Saved data entries:
-*-

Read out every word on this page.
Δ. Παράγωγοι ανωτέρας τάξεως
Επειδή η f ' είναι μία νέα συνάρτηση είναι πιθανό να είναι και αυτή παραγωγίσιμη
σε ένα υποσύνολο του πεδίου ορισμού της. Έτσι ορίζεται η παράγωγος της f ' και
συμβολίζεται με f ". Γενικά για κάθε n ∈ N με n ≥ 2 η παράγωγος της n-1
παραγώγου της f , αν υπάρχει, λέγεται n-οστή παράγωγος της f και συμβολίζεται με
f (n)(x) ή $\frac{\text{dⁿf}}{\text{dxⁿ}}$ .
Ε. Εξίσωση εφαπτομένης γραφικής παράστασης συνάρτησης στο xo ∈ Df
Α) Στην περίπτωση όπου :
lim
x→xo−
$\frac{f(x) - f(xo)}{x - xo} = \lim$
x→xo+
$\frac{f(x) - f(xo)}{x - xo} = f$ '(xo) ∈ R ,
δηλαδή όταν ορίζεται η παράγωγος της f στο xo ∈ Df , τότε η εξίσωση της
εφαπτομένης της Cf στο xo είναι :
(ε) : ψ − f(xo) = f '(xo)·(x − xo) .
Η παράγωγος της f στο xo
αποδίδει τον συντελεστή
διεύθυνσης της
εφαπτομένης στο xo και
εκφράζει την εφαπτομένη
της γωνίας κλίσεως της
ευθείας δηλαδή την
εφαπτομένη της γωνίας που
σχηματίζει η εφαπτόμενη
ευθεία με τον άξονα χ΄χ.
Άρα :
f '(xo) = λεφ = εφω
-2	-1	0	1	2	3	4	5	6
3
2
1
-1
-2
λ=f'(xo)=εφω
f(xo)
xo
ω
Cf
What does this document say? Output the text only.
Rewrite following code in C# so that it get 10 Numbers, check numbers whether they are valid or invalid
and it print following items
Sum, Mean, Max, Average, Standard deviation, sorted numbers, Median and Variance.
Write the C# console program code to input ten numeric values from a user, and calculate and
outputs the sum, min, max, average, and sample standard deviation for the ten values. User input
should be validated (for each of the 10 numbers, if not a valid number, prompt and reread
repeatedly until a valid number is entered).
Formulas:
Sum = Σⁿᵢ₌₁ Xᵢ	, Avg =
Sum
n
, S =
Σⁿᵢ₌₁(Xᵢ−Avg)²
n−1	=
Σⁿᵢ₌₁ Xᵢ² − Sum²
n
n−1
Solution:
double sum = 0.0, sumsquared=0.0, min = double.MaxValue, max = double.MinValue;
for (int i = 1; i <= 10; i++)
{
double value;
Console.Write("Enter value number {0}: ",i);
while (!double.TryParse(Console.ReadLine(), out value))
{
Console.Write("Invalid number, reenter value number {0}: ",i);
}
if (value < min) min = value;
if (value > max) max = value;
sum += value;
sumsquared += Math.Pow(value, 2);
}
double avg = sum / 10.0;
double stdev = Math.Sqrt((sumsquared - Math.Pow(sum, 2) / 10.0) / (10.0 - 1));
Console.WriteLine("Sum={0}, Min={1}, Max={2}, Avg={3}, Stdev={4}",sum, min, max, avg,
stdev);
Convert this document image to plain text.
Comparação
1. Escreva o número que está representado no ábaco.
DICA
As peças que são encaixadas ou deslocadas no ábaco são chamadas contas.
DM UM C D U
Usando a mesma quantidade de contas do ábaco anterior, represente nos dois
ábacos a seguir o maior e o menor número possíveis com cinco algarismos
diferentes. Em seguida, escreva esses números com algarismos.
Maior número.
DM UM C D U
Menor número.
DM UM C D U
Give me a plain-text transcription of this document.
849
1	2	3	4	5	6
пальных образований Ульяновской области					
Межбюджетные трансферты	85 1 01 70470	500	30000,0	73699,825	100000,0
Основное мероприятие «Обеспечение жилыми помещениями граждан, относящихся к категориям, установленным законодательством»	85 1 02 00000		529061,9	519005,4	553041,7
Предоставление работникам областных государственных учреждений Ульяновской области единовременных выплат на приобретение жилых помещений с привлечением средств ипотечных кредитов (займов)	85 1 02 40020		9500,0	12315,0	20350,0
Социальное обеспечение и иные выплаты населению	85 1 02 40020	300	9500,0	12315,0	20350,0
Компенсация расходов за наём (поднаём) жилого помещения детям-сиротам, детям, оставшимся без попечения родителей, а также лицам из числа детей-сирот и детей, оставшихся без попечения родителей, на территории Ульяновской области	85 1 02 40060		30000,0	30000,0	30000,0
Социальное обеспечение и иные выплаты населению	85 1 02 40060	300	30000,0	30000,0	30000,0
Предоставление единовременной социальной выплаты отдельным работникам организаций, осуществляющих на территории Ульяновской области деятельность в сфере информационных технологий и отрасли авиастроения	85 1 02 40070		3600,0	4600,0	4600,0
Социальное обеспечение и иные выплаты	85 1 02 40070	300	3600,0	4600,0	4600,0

-*-

PROBLEM: Above are lines of data; state how many of them contain the word "Социальное", with no other output.

IN RESPONSE: 3